-- START Given information --
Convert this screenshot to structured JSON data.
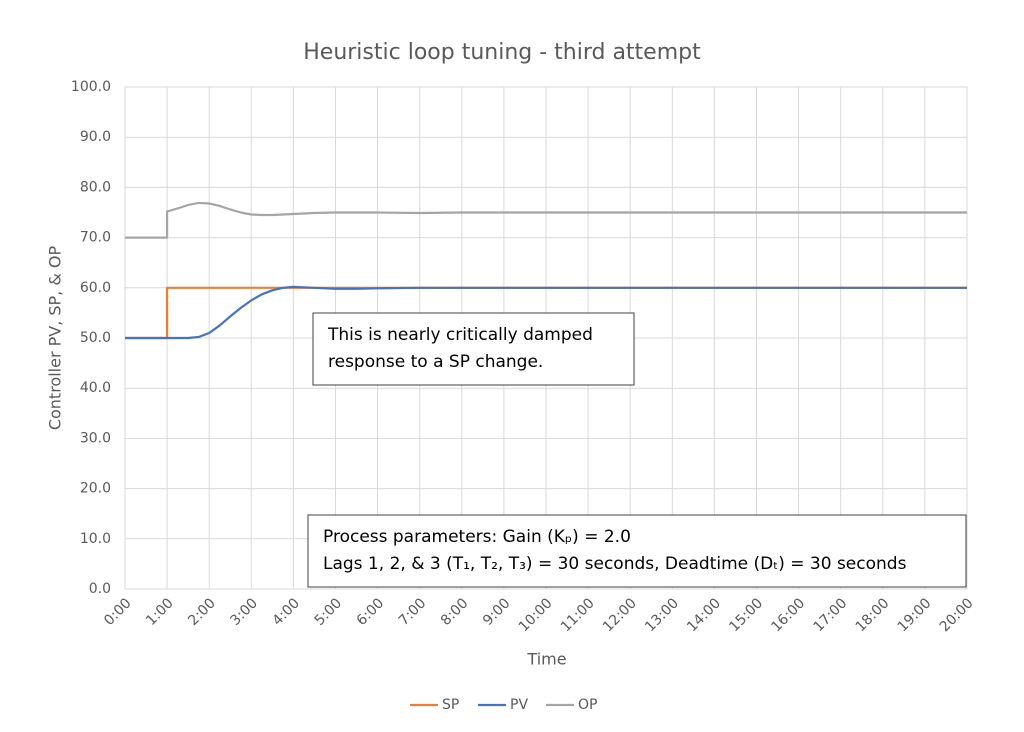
{
  "chart_data": {
    "type": "line",
    "title": "Heuristic loop tuning - third attempt",
    "x_label": "Time",
    "y_label": "Controller PV, SP, & OP",
    "x": [
      0,
      1,
      1,
      1.25,
      1.5,
      1.75,
      2,
      2.25,
      2.5,
      2.75,
      3,
      3.25,
      3.5,
      3.75,
      4,
      4.5,
      5,
      5.5,
      6,
      7,
      8,
      9,
      10,
      20
    ],
    "series": [
      {
        "name": "SP",
        "color": "#ed7d31",
        "values": [
          50,
          50,
          60,
          60,
          60,
          60,
          60,
          60,
          60,
          60,
          60,
          60,
          60,
          60,
          60,
          60,
          60,
          60,
          60,
          60,
          60,
          60,
          60,
          60
        ]
      },
      {
        "name": "PV",
        "color": "#4472c4",
        "values": [
          50,
          50,
          50,
          50,
          50,
          50.2,
          51,
          52.5,
          54.3,
          56,
          57.5,
          58.7,
          59.5,
          60,
          60.2,
          60,
          59.8,
          59.8,
          59.9,
          60,
          60,
          60,
          60,
          60
        ]
      },
      {
        "name": "OP",
        "color": "#a5a5a5",
        "values": [
          70,
          70,
          75.2,
          75.8,
          76.5,
          76.9,
          76.8,
          76.3,
          75.6,
          75,
          74.6,
          74.5,
          74.5,
          74.6,
          74.7,
          74.9,
          75,
          75,
          75,
          74.9,
          75,
          75,
          75,
          75
        ]
      }
    ],
    "xlim": [
      0,
      20
    ],
    "xticks": [
      {
        "value": 0,
        "label": "0:00"
      },
      {
        "value": 1,
        "label": "1:00"
      },
      {
        "value": 2,
        "label": "2:00"
      },
      {
        "value": 3,
        "label": "3:00"
      },
      {
        "value": 4,
        "label": "4:00"
      },
      {
        "value": 5,
        "label": "5:00"
      },
      {
        "value": 6,
        "label": "6:00"
      },
      {
        "value": 7,
        "label": "7:00"
      },
      {
        "value": 8,
        "label": "8:00"
      },
      {
        "value": 9,
        "label": "9:00"
      },
      {
        "value": 10,
        "label": "10:00"
      },
      {
        "value": 11,
        "label": "11:00"
      },
      {
        "value": 12,
        "label": "12:00"
      },
      {
        "value": 13,
        "label": "13:00"
      },
      {
        "value": 14,
        "label": "14:00"
      },
      {
        "value": 15,
        "label": "15:00"
      },
      {
        "value": 16,
        "label": "16:00"
      },
      {
        "value": 17,
        "label": "17:00"
      },
      {
        "value": 18,
        "label": "18:00"
      },
      {
        "value": 19,
        "label": "19:00"
      },
      {
        "value": 20,
        "label": "20:00"
      }
    ],
    "ylim": [
      0,
      100
    ],
    "yticks": [
      {
        "value": 0,
        "label": "0.0"
      },
      {
        "value": 10,
        "label": "10.0"
      },
      {
        "value": 20,
        "label": "20.0"
      },
      {
        "value": 30,
        "label": "30.0"
      },
      {
        "value": 40,
        "label": "40.0"
      },
      {
        "value": 50,
        "label": "50.0"
      },
      {
        "value": 60,
        "label": "60.0"
      },
      {
        "value": 70,
        "label": "70.0"
      },
      {
        "value": 80,
        "label": "80.0"
      },
      {
        "value": 90,
        "label": "90.0"
      },
      {
        "value": 100,
        "label": "100.0"
      }
    ],
    "grid": true,
    "legend": "bottom",
    "annotations": [
      {
        "lines": [
          "This is nearly critically damped",
          "response to a SP change."
        ]
      },
      {
        "lines": [
          "Process parameters:  Gain (Kₚ) = 2.0",
          "Lags 1, 2, & 3 (T₁, T₂, T₃) = 30 seconds, Deadtime (Dₜ) = 30 seconds"
        ]
      }
    ]
  }
}
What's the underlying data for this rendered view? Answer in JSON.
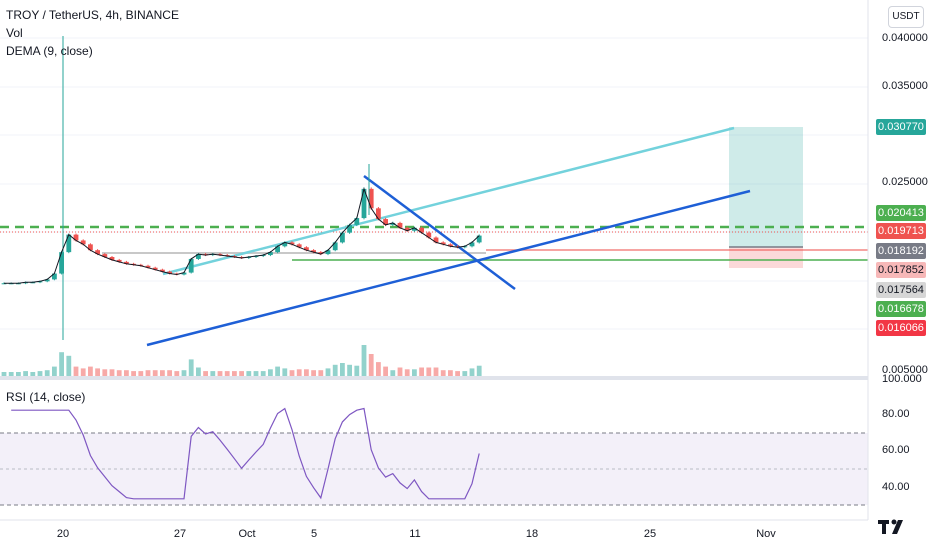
{
  "legend": {
    "symbol": "TROY / TetherUS, 4h, BINANCE",
    "vol": "Vol",
    "dema": "DEMA (9, close)",
    "rsi": "RSI (14, close)"
  },
  "currency_button": "USDT",
  "price_axis": {
    "ticks": [
      "0.040000",
      "0.035000",
      "0.025000",
      "0.005000",
      "100.000"
    ],
    "labels": [
      {
        "text": "0.030770",
        "bg": "#26a69a",
        "fg": "#ffffff"
      },
      {
        "text": "0.020413",
        "bg": "#4caf50",
        "fg": "#ffffff"
      },
      {
        "text": "0.019713",
        "bg": "#ef5350",
        "fg": "#ffffff"
      },
      {
        "text": "0.018192",
        "bg": "#787b86",
        "fg": "#ffffff"
      },
      {
        "text": "0.017852",
        "bg": "#f7b8b8",
        "fg": "#131722"
      },
      {
        "text": "0.017564",
        "bg": "#d6d6d6",
        "fg": "#131722"
      },
      {
        "text": "0.016678",
        "bg": "#4caf50",
        "fg": "#ffffff"
      },
      {
        "text": "0.016066",
        "bg": "#f23645",
        "fg": "#ffffff"
      }
    ]
  },
  "rsi_axis": {
    "ticks": [
      "80.00",
      "60.00",
      "40.00"
    ]
  },
  "date_axis": {
    "labels": [
      "20",
      "27",
      "Oct",
      "5",
      "11",
      "18",
      "25",
      "Nov"
    ]
  },
  "colors": {
    "up": "#26a69a",
    "down": "#ef5350",
    "trend_blue": "#1e5fd6",
    "trend_cyan": "#73d2dc",
    "rsi": "#7e57c2"
  },
  "chart_data": {
    "type": "candlestick",
    "symbol": "TROY / TetherUS",
    "interval": "4h",
    "exchange": "BINANCE",
    "price_range": [
      0.005,
      0.04
    ],
    "rsi_range": [
      30,
      100
    ],
    "last_price": 0.019713,
    "rsi_levels": [
      70,
      50,
      30
    ],
    "close_series": [
      0.0148,
      0.0148,
      0.0148,
      0.0149,
      0.0149,
      0.015,
      0.0152,
      0.0158,
      0.018,
      0.0198,
      0.0192,
      0.0188,
      0.0182,
      0.0178,
      0.0175,
      0.0172,
      0.017,
      0.0168,
      0.0167,
      0.0166,
      0.0164,
      0.0162,
      0.016,
      0.0158,
      0.0157,
      0.0159,
      0.0173,
      0.0178,
      0.0177,
      0.0178,
      0.0177,
      0.0176,
      0.0175,
      0.0174,
      0.0175,
      0.0176,
      0.0177,
      0.018,
      0.0186,
      0.019,
      0.0188,
      0.0185,
      0.0182,
      0.018,
      0.0178,
      0.0182,
      0.019,
      0.02,
      0.0208,
      0.0215,
      0.0245,
      0.0225,
      0.0214,
      0.0208,
      0.021,
      0.0205,
      0.0202,
      0.0205,
      0.02,
      0.0195,
      0.019,
      0.0188,
      0.0186,
      0.0185,
      0.0186,
      0.019,
      0.0197
    ]
  }
}
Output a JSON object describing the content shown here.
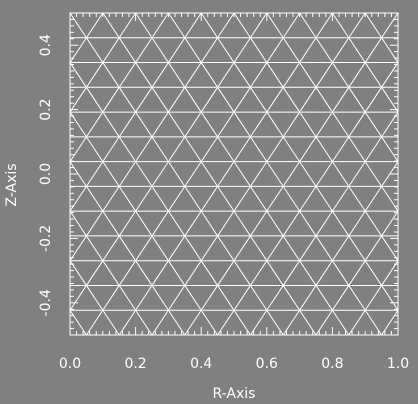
-- END Given information --
Directive:
Every record above must be given again exactly; drop the pictures.

Answer to the exercise:
Convert this screenshot to structured JSON data.
{
  "chart_data": {
    "type": "line",
    "title": "Heuristic loop tuning - third attempt",
    "x_label": "Time",
    "y_label": "Controller PV, SP, & OP",
    "x": [
      0,
      1,
      1,
      1.25,
      1.5,
      1.75,
      2,
      2.25,
      2.5,
      2.75,
      3,
      3.25,
      3.5,
      3.75,
      4,
      4.5,
      5,
      5.5,
      6,
      7,
      8,
      9,
      10,
      20
    ],
    "series": [
      {
        "name": "SP",
        "color": "#ed7d31",
        "values": [
          50,
          50,
          60,
          60,
          60,
          60,
          60,
          60,
          60,
          60,
          60,
          60,
          60,
          60,
          60,
          60,
          60,
          60,
          60,
          60,
          60,
          60,
          60,
          60
        ]
      },
      {
        "name": "PV",
        "color": "#4472c4",
        "values": [
          50,
          50,
          50,
          50,
          50,
          50.2,
          51,
          52.5,
          54.3,
          56,
          57.5,
          58.7,
          59.5,
          60,
          60.2,
          60,
          59.8,
          59.8,
          59.9,
          60,
          60,
          60,
          60,
          60
        ]
      },
      {
        "name": "OP",
        "color": "#a5a5a5",
        "values": [
          70,
          70,
          75.2,
          75.8,
          76.5,
          76.9,
          76.8,
          76.3,
          75.6,
          75,
          74.6,
          74.5,
          74.5,
          74.6,
          74.7,
          74.9,
          75,
          75,
          75,
          74.9,
          75,
          75,
          75,
          75
        ]
      }
    ],
    "xlim": [
      0,
      20
    ],
    "xticks": [
      {
        "value": 0,
        "label": "0:00"
      },
      {
        "value": 1,
        "label": "1:00"
      },
      {
        "value": 2,
        "label": "2:00"
      },
      {
        "value": 3,
        "label": "3:00"
      },
      {
        "value": 4,
        "label": "4:00"
      },
      {
        "value": 5,
        "label": "5:00"
      },
      {
        "value": 6,
        "label": "6:00"
      },
      {
        "value": 7,
        "label": "7:00"
      },
      {
        "value": 8,
        "label": "8:00"
      },
      {
        "value": 9,
        "label": "9:00"
      },
      {
        "value": 10,
        "label": "10:00"
      },
      {
        "value": 11,
        "label": "11:00"
      },
      {
        "value": 12,
        "label": "12:00"
      },
      {
        "value": 13,
        "label": "13:00"
      },
      {
        "value": 14,
        "label": "14:00"
      },
      {
        "value": 15,
        "label": "15:00"
      },
      {
        "value": 16,
        "label": "16:00"
      },
      {
        "value": 17,
        "label": "17:00"
      },
      {
        "value": 18,
        "label": "18:00"
      },
      {
        "value": 19,
        "label": "19:00"
      },
      {
        "value": 20,
        "label": "20:00"
      }
    ],
    "ylim": [
      0,
      100
    ],
    "yticks": [
      {
        "value": 0,
        "label": "0.0"
      },
      {
        "value": 10,
        "label": "10.0"
      },
      {
        "value": 20,
        "label": "20.0"
      },
      {
        "value": 30,
        "label": "30.0"
      },
      {
        "value": 40,
        "label": "40.0"
      },
      {
        "value": 50,
        "label": "50.0"
      },
      {
        "value": 60,
        "label": "60.0"
      },
      {
        "value": 70,
        "label": "70.0"
      },
      {
        "value": 80,
        "label": "80.0"
      },
      {
        "value": 90,
        "label": "90.0"
      },
      {
        "value": 100,
        "label": "100.0"
      }
    ],
    "grid": true,
    "legend": "bottom",
    "annotations": [
      {
        "lines": [
          "This is nearly critically damped",
          "response to a SP change."
        ]
      },
      {
        "lines": [
          "Process parameters:  Gain (Kₚ) = 2.0",
          "Lags 1, 2, & 3 (T₁, T₂, T₃) = 30 seconds, Deadtime (Dₜ) = 30 seconds"
        ]
      }
    ]
  }
}
What's the underlying data for this rendered view? Answer in JSON.
{
  "legend": {
    "symbol": "TROY / TetherUS, 4h, BINANCE",
    "vol": "Vol",
    "dema": "DEMA (9, close)",
    "rsi": "RSI (14, close)"
  },
  "currency_button": "USDT",
  "price_axis": {
    "ticks": [
      "0.040000",
      "0.035000",
      "0.025000",
      "0.005000",
      "100.000"
    ],
    "labels": [
      {
        "text": "0.030770",
        "bg": "#26a69a",
        "fg": "#ffffff"
      },
      {
        "text": "0.020413",
        "bg": "#4caf50",
        "fg": "#ffffff"
      },
      {
        "text": "0.019713",
        "bg": "#ef5350",
        "fg": "#ffffff"
      },
      {
        "text": "0.018192",
        "bg": "#787b86",
        "fg": "#ffffff"
      },
      {
        "text": "0.017852",
        "bg": "#f7b8b8",
        "fg": "#131722"
      },
      {
        "text": "0.017564",
        "bg": "#d6d6d6",
        "fg": "#131722"
      },
      {
        "text": "0.016678",
        "bg": "#4caf50",
        "fg": "#ffffff"
      },
      {
        "text": "0.016066",
        "bg": "#f23645",
        "fg": "#ffffff"
      }
    ]
  },
  "rsi_axis": {
    "ticks": [
      "80.00",
      "60.00",
      "40.00"
    ]
  },
  "date_axis": {
    "labels": [
      "20",
      "27",
      "Oct",
      "5",
      "11",
      "18",
      "25",
      "Nov"
    ]
  },
  "colors": {
    "up": "#26a69a",
    "down": "#ef5350",
    "trend_blue": "#1e5fd6",
    "trend_cyan": "#73d2dc",
    "rsi": "#7e57c2"
  },
  "chart_data": {
    "type": "candlestick",
    "symbol": "TROY / TetherUS",
    "interval": "4h",
    "exchange": "BINANCE",
    "price_range": [
      0.005,
      0.04
    ],
    "rsi_range": [
      30,
      100
    ],
    "last_price": 0.019713,
    "rsi_levels": [
      70,
      50,
      30
    ],
    "close_series": [
      0.0148,
      0.0148,
      0.0148,
      0.0149,
      0.0149,
      0.015,
      0.0152,
      0.0158,
      0.018,
      0.0198,
      0.0192,
      0.0188,
      0.0182,
      0.0178,
      0.0175,
      0.0172,
      0.017,
      0.0168,
      0.0167,
      0.0166,
      0.0164,
      0.0162,
      0.016,
      0.0158,
      0.0157,
      0.0159,
      0.0173,
      0.0178,
      0.0177,
      0.0178,
      0.0177,
      0.0176,
      0.0175,
      0.0174,
      0.0175,
      0.0176,
      0.0177,
      0.018,
      0.0186,
      0.019,
      0.0188,
      0.0185,
      0.0182,
      0.018,
      0.0178,
      0.0182,
      0.019,
      0.02,
      0.0208,
      0.0215,
      0.0245,
      0.0225,
      0.0214,
      0.0208,
      0.021,
      0.0205,
      0.0202,
      0.0205,
      0.02,
      0.0195,
      0.019,
      0.0188,
      0.0186,
      0.0185,
      0.0186,
      0.019,
      0.0197
    ]
  }
}
Output a JSON object describing the content shown here.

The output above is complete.